Excerpts from a figure dataset

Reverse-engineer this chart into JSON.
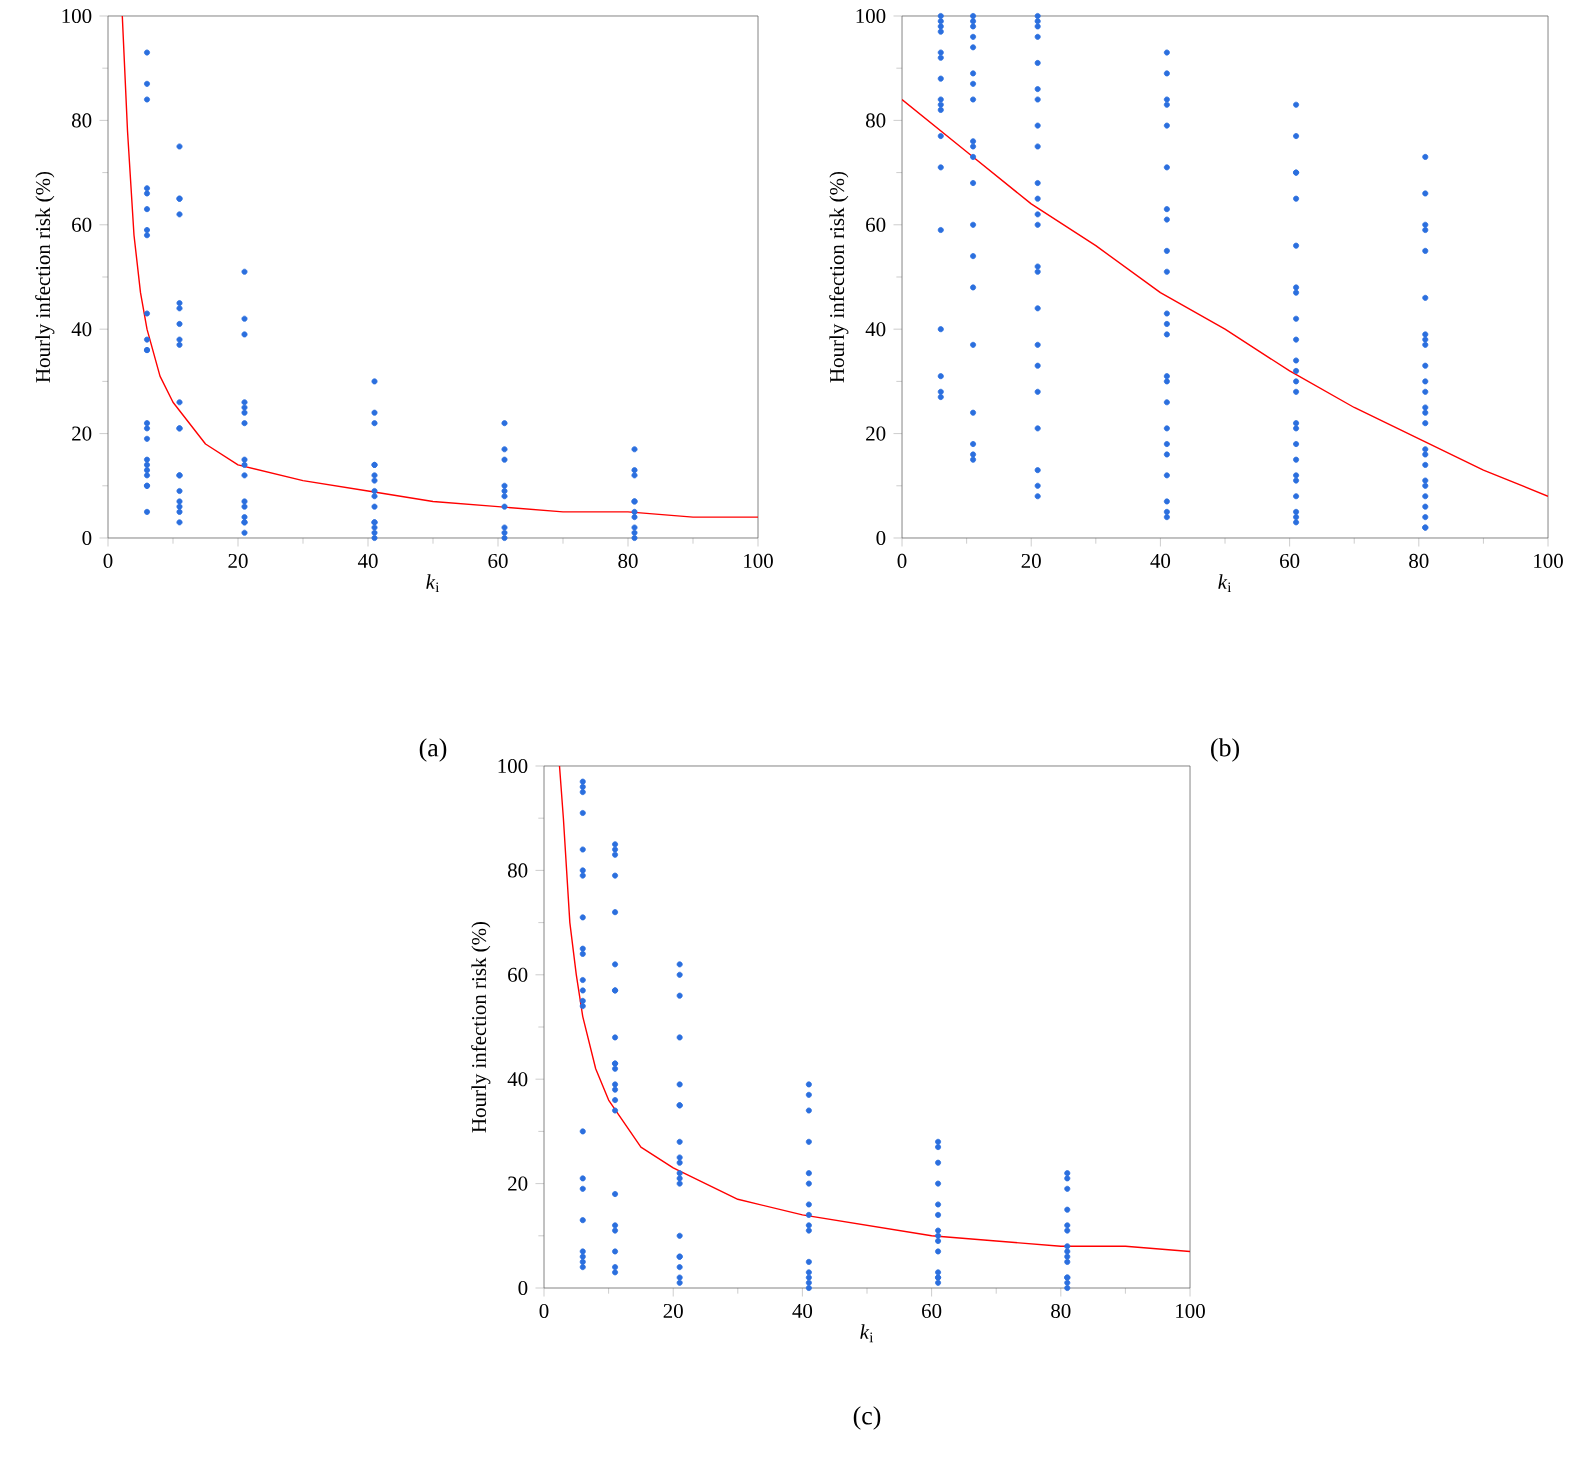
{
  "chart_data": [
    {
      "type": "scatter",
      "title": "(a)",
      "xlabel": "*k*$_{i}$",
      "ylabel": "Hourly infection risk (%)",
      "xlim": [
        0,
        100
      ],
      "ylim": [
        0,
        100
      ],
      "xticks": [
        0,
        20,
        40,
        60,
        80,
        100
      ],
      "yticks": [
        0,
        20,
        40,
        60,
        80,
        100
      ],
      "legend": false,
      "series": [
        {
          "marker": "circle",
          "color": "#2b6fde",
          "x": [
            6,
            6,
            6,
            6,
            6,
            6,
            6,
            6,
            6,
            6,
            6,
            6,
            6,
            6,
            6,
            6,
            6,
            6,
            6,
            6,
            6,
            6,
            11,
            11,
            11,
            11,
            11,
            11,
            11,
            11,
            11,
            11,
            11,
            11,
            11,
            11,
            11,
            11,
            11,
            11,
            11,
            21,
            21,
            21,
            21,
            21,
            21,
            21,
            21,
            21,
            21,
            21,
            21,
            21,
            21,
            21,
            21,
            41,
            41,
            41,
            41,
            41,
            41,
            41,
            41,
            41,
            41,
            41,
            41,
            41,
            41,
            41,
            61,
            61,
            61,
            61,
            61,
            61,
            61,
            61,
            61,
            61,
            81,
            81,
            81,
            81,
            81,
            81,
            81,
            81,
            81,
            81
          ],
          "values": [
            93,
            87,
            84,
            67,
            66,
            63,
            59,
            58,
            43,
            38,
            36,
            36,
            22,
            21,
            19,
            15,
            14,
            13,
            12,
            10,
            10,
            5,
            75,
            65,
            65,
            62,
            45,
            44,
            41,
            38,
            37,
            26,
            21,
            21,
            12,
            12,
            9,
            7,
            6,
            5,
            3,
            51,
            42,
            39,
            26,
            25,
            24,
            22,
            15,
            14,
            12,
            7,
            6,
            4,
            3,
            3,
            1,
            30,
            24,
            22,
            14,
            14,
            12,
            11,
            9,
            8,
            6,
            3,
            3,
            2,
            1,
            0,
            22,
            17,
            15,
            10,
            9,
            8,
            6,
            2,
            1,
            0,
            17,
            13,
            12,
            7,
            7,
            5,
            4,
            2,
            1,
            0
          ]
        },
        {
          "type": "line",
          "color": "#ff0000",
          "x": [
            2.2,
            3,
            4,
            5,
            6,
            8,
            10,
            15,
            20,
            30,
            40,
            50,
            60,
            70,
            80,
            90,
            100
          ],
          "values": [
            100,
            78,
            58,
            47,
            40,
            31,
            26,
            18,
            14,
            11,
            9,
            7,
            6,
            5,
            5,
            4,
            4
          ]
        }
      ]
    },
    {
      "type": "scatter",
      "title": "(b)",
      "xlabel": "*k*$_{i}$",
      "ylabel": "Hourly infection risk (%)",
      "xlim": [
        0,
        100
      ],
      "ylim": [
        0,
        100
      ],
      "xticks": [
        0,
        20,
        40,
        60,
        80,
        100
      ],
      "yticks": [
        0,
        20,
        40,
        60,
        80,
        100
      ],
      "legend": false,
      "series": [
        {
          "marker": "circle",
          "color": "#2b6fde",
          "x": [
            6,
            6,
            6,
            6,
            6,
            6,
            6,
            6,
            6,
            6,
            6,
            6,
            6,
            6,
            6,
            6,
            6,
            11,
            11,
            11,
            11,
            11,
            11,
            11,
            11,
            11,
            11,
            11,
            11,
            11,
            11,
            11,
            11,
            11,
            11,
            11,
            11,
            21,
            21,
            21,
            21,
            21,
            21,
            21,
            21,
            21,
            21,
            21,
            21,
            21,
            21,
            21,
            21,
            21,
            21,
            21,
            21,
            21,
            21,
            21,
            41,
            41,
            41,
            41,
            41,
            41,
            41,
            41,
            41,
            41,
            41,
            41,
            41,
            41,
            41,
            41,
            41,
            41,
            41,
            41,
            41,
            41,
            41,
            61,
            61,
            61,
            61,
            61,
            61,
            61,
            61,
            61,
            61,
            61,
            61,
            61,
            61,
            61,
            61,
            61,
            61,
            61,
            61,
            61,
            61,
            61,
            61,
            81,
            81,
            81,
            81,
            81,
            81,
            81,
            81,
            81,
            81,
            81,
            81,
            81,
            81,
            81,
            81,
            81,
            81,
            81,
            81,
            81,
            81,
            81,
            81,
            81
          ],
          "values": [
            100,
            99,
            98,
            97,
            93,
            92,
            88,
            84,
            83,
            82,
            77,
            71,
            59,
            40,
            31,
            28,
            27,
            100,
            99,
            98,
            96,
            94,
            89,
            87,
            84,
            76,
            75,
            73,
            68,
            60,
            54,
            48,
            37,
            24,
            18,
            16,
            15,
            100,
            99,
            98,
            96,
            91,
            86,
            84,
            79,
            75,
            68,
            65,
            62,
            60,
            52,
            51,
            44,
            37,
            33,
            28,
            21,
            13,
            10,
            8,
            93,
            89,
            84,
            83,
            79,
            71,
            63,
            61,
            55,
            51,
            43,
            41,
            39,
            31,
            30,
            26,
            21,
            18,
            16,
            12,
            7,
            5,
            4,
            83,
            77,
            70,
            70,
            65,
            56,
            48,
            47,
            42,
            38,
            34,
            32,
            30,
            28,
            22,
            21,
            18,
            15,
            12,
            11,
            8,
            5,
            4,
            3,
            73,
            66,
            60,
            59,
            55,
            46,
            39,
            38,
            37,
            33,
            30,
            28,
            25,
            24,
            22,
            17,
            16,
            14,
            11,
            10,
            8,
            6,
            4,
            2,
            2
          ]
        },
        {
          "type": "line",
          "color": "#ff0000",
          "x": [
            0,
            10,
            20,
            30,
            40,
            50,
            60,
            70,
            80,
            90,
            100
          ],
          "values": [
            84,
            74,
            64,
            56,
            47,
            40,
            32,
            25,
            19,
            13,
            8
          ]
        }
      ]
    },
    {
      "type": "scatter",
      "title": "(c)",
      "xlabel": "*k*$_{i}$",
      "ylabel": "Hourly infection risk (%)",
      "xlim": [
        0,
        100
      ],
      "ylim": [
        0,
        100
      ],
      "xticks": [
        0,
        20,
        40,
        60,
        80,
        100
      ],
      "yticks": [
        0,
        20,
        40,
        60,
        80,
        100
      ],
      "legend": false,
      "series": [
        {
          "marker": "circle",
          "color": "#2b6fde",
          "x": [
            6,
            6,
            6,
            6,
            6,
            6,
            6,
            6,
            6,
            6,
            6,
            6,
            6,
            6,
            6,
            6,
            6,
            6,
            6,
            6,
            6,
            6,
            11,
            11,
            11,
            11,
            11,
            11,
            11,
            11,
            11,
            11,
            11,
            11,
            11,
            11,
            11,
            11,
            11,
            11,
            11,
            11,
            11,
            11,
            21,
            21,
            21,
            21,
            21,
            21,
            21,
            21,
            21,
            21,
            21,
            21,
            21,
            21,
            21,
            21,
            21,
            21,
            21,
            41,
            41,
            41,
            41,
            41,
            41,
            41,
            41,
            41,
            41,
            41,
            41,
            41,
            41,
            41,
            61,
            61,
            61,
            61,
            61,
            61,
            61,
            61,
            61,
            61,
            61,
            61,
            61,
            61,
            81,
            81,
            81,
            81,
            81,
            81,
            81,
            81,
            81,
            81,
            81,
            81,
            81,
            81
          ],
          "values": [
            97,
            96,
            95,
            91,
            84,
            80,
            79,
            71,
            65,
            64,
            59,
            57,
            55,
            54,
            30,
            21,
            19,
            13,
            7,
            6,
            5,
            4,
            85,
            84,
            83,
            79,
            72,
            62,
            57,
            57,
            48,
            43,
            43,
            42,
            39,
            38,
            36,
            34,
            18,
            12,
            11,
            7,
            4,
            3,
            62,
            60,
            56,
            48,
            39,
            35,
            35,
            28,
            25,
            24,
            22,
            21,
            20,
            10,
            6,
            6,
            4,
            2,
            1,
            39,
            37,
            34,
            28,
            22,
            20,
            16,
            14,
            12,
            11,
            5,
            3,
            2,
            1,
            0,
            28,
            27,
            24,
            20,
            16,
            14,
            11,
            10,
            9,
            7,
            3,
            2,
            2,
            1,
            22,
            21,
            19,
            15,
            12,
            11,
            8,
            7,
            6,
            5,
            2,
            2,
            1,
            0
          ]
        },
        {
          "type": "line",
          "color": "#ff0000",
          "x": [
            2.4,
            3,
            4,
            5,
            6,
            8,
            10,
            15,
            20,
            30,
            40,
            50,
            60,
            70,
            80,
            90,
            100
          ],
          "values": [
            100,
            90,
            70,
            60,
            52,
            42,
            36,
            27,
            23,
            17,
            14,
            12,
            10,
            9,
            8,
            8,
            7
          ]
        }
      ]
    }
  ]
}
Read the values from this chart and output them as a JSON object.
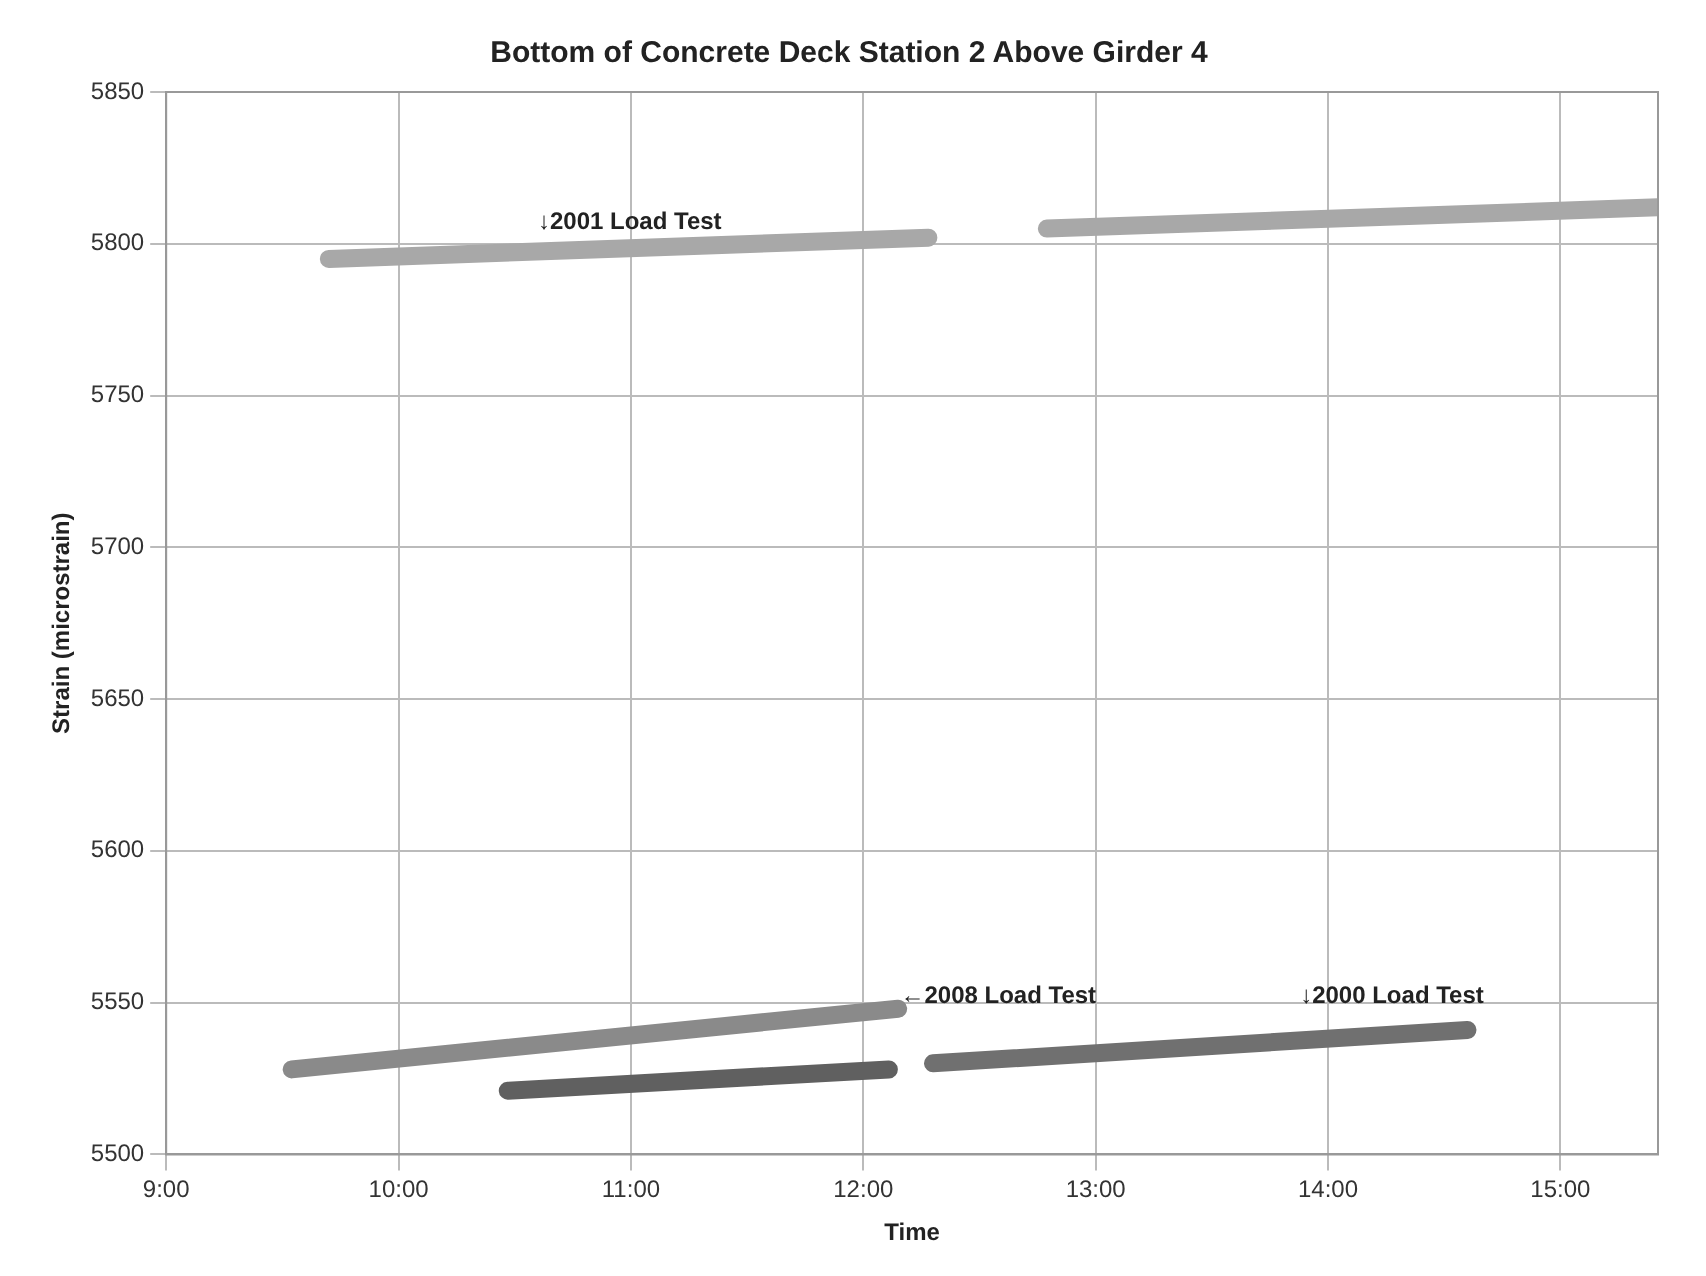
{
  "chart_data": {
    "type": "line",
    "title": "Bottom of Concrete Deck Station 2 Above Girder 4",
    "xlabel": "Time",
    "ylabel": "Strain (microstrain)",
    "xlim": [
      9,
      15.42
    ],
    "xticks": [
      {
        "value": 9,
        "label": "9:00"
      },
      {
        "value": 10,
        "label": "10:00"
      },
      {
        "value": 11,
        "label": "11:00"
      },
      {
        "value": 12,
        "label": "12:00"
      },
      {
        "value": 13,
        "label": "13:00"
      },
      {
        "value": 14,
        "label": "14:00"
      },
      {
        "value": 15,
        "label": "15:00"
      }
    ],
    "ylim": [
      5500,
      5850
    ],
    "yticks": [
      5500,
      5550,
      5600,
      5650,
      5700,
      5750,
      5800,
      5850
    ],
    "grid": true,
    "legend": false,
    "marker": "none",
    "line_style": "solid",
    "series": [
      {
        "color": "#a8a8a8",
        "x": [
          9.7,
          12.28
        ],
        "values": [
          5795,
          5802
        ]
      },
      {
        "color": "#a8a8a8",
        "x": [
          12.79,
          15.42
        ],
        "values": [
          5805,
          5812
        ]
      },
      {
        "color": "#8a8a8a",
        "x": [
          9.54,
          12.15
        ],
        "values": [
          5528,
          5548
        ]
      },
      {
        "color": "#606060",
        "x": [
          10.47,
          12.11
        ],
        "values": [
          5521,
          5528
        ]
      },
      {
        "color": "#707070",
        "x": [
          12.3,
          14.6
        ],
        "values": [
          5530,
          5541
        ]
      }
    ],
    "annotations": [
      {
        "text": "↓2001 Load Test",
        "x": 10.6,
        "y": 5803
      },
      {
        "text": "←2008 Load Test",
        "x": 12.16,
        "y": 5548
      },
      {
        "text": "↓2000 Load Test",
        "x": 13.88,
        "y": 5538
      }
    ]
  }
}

### Required task
Return, from the data, each line that has the word "this" in it.

### Output below
Reverse-engineer this chart into JSON.
Read the values from this chart and output them as a JSON object.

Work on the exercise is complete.